Give every entry again, unchanged, and leave its images out.

○ ○ ○

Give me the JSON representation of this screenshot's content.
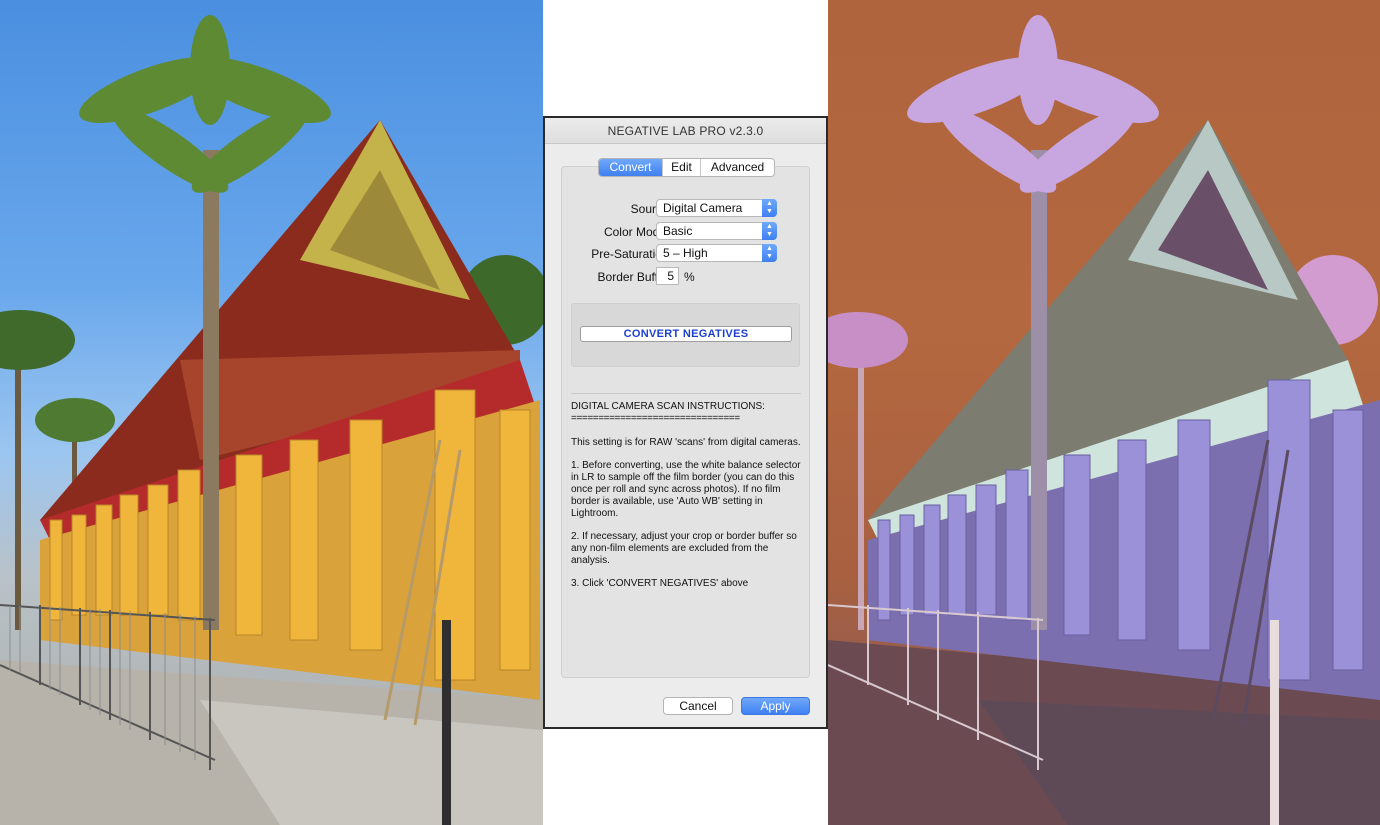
{
  "dialog": {
    "title": "NEGATIVE LAB PRO v2.3.0",
    "tabs": [
      {
        "label": "Convert",
        "active": true
      },
      {
        "label": "Edit",
        "active": false
      },
      {
        "label": "Advanced",
        "active": false
      }
    ],
    "fields": {
      "source": {
        "label": "Source:",
        "value": "Digital Camera"
      },
      "color_model": {
        "label": "Color Model:",
        "value": "Basic"
      },
      "pre_saturation": {
        "label": "Pre-Saturation:",
        "value": "5 – High"
      },
      "border_buffer": {
        "label": "Border Buffer:",
        "value": "5",
        "unit": "%"
      }
    },
    "convert_button": "CONVERT NEGATIVES",
    "instructions": {
      "heading": "DIGITAL CAMERA SCAN INSTRUCTIONS:",
      "rule": "===============================",
      "intro": "This setting is for RAW 'scans' from digital cameras.",
      "step1": "1. Before converting, use the white balance selector in LR to sample off the film border (you can do this once per roll and sync across photos). If no film border is available, use 'Auto WB' setting in Lightroom.",
      "step2": "2. If necessary, adjust your crop or border buffer so any non-film elements are excluded from the analysis.",
      "step3": "3. Click 'CONVERT NEGATIVES' above"
    },
    "cancel_label": "Cancel",
    "apply_label": "Apply",
    "accent_color": "#3f80f2"
  }
}
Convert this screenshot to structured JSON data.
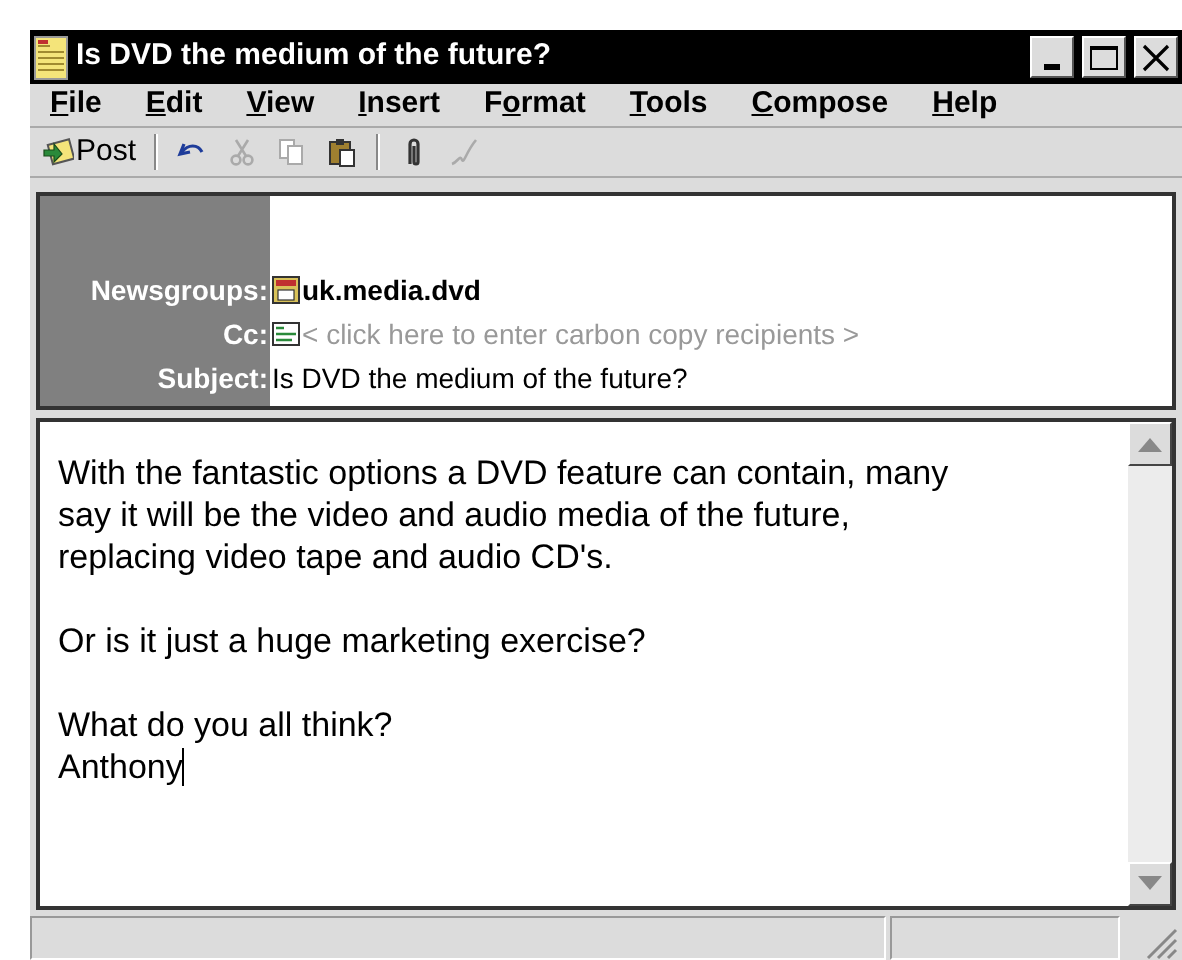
{
  "window": {
    "title": "Is DVD the medium of the future?"
  },
  "menu": [
    {
      "access_key": "F",
      "after_key": "ile"
    },
    {
      "access_key": "E",
      "after_key": "dit"
    },
    {
      "access_key": "V",
      "after_key": "iew"
    },
    {
      "access_key": "I",
      "after_key": "nsert"
    },
    {
      "before_key": "F",
      "access_key": "o",
      "after_key": "rmat"
    },
    {
      "access_key": "T",
      "after_key": "ools"
    },
    {
      "access_key": "C",
      "after_key": "ompose"
    },
    {
      "access_key": "H",
      "after_key": "elp"
    }
  ],
  "toolbar": [
    {
      "kind": "post",
      "label": "Post",
      "disabled": false
    },
    {
      "kind": "separator"
    },
    {
      "kind": "undo",
      "disabled": false
    },
    {
      "kind": "cut",
      "disabled": true
    },
    {
      "kind": "copy",
      "disabled": true
    },
    {
      "kind": "paste",
      "disabled": false
    },
    {
      "kind": "separator"
    },
    {
      "kind": "attach",
      "disabled": false
    },
    {
      "kind": "sign",
      "disabled": true
    }
  ],
  "header": [
    {
      "label": "Newsgroups:",
      "kind": "newsgroup",
      "value": "uk.media.dvd"
    },
    {
      "label": "Cc:",
      "kind": "cc",
      "placeholder": "< click here to enter carbon copy recipients >"
    },
    {
      "label": "Subject:",
      "kind": "subject",
      "value": "Is DVD the medium of the future?"
    }
  ],
  "body": {
    "paragraphs": [
      [
        "With the fantastic options a DVD feature can contain, many",
        "say it will be the video and audio media of the future,",
        "replacing video tape and audio CD's."
      ],
      [
        "Or is it just a huge marketing exercise?"
      ],
      [
        "What do you all think?",
        "Anthony"
      ]
    ]
  }
}
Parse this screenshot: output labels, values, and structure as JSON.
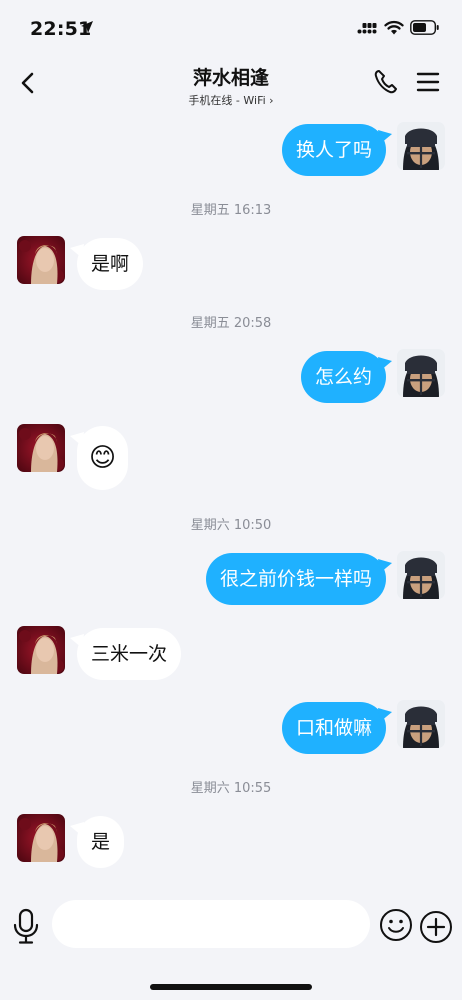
{
  "status_bar": {
    "time": "22:51"
  },
  "header": {
    "title": "萍水相逢",
    "subtitle": "手机在线 - WiFi ›"
  },
  "messages": [
    {
      "from": "me",
      "text": "换人了吗"
    },
    {
      "timestamp": "星期五 16:13"
    },
    {
      "from": "her",
      "text": "是啊"
    },
    {
      "timestamp": "星期五 20:58"
    },
    {
      "from": "me",
      "text": "怎么约"
    },
    {
      "from": "her",
      "text": "😊",
      "type": "emoji"
    },
    {
      "timestamp": "星期六 10:50"
    },
    {
      "from": "me",
      "text": "很之前价钱一样吗"
    },
    {
      "from": "her",
      "text": "三米一次"
    },
    {
      "from": "me",
      "text": "口和做嘛"
    },
    {
      "timestamp": "星期六 10:55"
    },
    {
      "from": "her",
      "text": "是"
    }
  ],
  "input": {
    "placeholder": "",
    "value": ""
  },
  "colors": {
    "sent_bubble": "#1fb1ff",
    "received_bubble": "#ffffff",
    "background": "#f3f4f8"
  },
  "icons": [
    "location-arrow-icon",
    "signal-icon",
    "wifi-icon",
    "battery-icon",
    "back-icon",
    "phone-icon",
    "menu-icon",
    "mic-icon",
    "emoji-icon",
    "plus-icon"
  ]
}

○ ○ ○

_Result for this task_:
Give me the JSON representation of this screenshot's content.
{
  "dialog": {
    "title": "NEGATIVE LAB PRO v2.3.0",
    "tabs": [
      {
        "label": "Convert",
        "active": true
      },
      {
        "label": "Edit",
        "active": false
      },
      {
        "label": "Advanced",
        "active": false
      }
    ],
    "fields": {
      "source": {
        "label": "Source:",
        "value": "Digital Camera"
      },
      "color_model": {
        "label": "Color Model:",
        "value": "Basic"
      },
      "pre_saturation": {
        "label": "Pre-Saturation:",
        "value": "5 – High"
      },
      "border_buffer": {
        "label": "Border Buffer:",
        "value": "5",
        "unit": "%"
      }
    },
    "convert_button": "CONVERT NEGATIVES",
    "instructions": {
      "heading": "DIGITAL CAMERA SCAN INSTRUCTIONS:",
      "rule": "===============================",
      "intro": "This setting is for RAW 'scans' from digital cameras.",
      "step1": "1. Before converting, use the white balance selector in LR to sample off the film border (you can do this once per roll and sync across photos). If no film border is available, use 'Auto WB' setting in Lightroom.",
      "step2": "2. If necessary, adjust your crop or border buffer so any non-film elements are excluded from the analysis.",
      "step3": "3. Click 'CONVERT NEGATIVES' above"
    },
    "cancel_label": "Cancel",
    "apply_label": "Apply",
    "accent_color": "#3f80f2"
  }
}
Convert this screenshot to structured JSON data.
{
  "window": {
    "title": "Is DVD the medium of the future?"
  },
  "menu": [
    {
      "access_key": "F",
      "after_key": "ile"
    },
    {
      "access_key": "E",
      "after_key": "dit"
    },
    {
      "access_key": "V",
      "after_key": "iew"
    },
    {
      "access_key": "I",
      "after_key": "nsert"
    },
    {
      "before_key": "F",
      "access_key": "o",
      "after_key": "rmat"
    },
    {
      "access_key": "T",
      "after_key": "ools"
    },
    {
      "access_key": "C",
      "after_key": "ompose"
    },
    {
      "access_key": "H",
      "after_key": "elp"
    }
  ],
  "toolbar": [
    {
      "kind": "post",
      "label": "Post",
      "disabled": false
    },
    {
      "kind": "separator"
    },
    {
      "kind": "undo",
      "disabled": false
    },
    {
      "kind": "cut",
      "disabled": true
    },
    {
      "kind": "copy",
      "disabled": true
    },
    {
      "kind": "paste",
      "disabled": false
    },
    {
      "kind": "separator"
    },
    {
      "kind": "attach",
      "disabled": false
    },
    {
      "kind": "sign",
      "disabled": true
    }
  ],
  "header": [
    {
      "label": "Newsgroups:",
      "kind": "newsgroup",
      "value": "uk.media.dvd"
    },
    {
      "label": "Cc:",
      "kind": "cc",
      "placeholder": "< click here to enter carbon copy recipients >"
    },
    {
      "label": "Subject:",
      "kind": "subject",
      "value": "Is DVD the medium of the future?"
    }
  ],
  "body": {
    "paragraphs": [
      [
        "With the fantastic options a DVD feature can contain, many",
        "say it will be the video and audio media of the future,",
        "replacing video tape and audio CD's."
      ],
      [
        "Or is it just a huge marketing exercise?"
      ],
      [
        "What do you all think?",
        "Anthony"
      ]
    ]
  }
}
Parse this screenshot: output labels, values, and structure as JSON.
{
  "status_bar": {
    "time": "22:51"
  },
  "header": {
    "title": "萍水相逢",
    "subtitle": "手机在线 - WiFi ›"
  },
  "messages": [
    {
      "from": "me",
      "text": "换人了吗"
    },
    {
      "timestamp": "星期五 16:13"
    },
    {
      "from": "her",
      "text": "是啊"
    },
    {
      "timestamp": "星期五 20:58"
    },
    {
      "from": "me",
      "text": "怎么约"
    },
    {
      "from": "her",
      "text": "😊",
      "type": "emoji"
    },
    {
      "timestamp": "星期六 10:50"
    },
    {
      "from": "me",
      "text": "很之前价钱一样吗"
    },
    {
      "from": "her",
      "text": "三米一次"
    },
    {
      "from": "me",
      "text": "口和做嘛"
    },
    {
      "timestamp": "星期六 10:55"
    },
    {
      "from": "her",
      "text": "是"
    }
  ],
  "input": {
    "placeholder": "",
    "value": ""
  },
  "colors": {
    "sent_bubble": "#1fb1ff",
    "received_bubble": "#ffffff",
    "background": "#f3f4f8"
  },
  "icons": [
    "location-arrow-icon",
    "signal-icon",
    "wifi-icon",
    "battery-icon",
    "back-icon",
    "phone-icon",
    "menu-icon",
    "mic-icon",
    "emoji-icon",
    "plus-icon"
  ]
}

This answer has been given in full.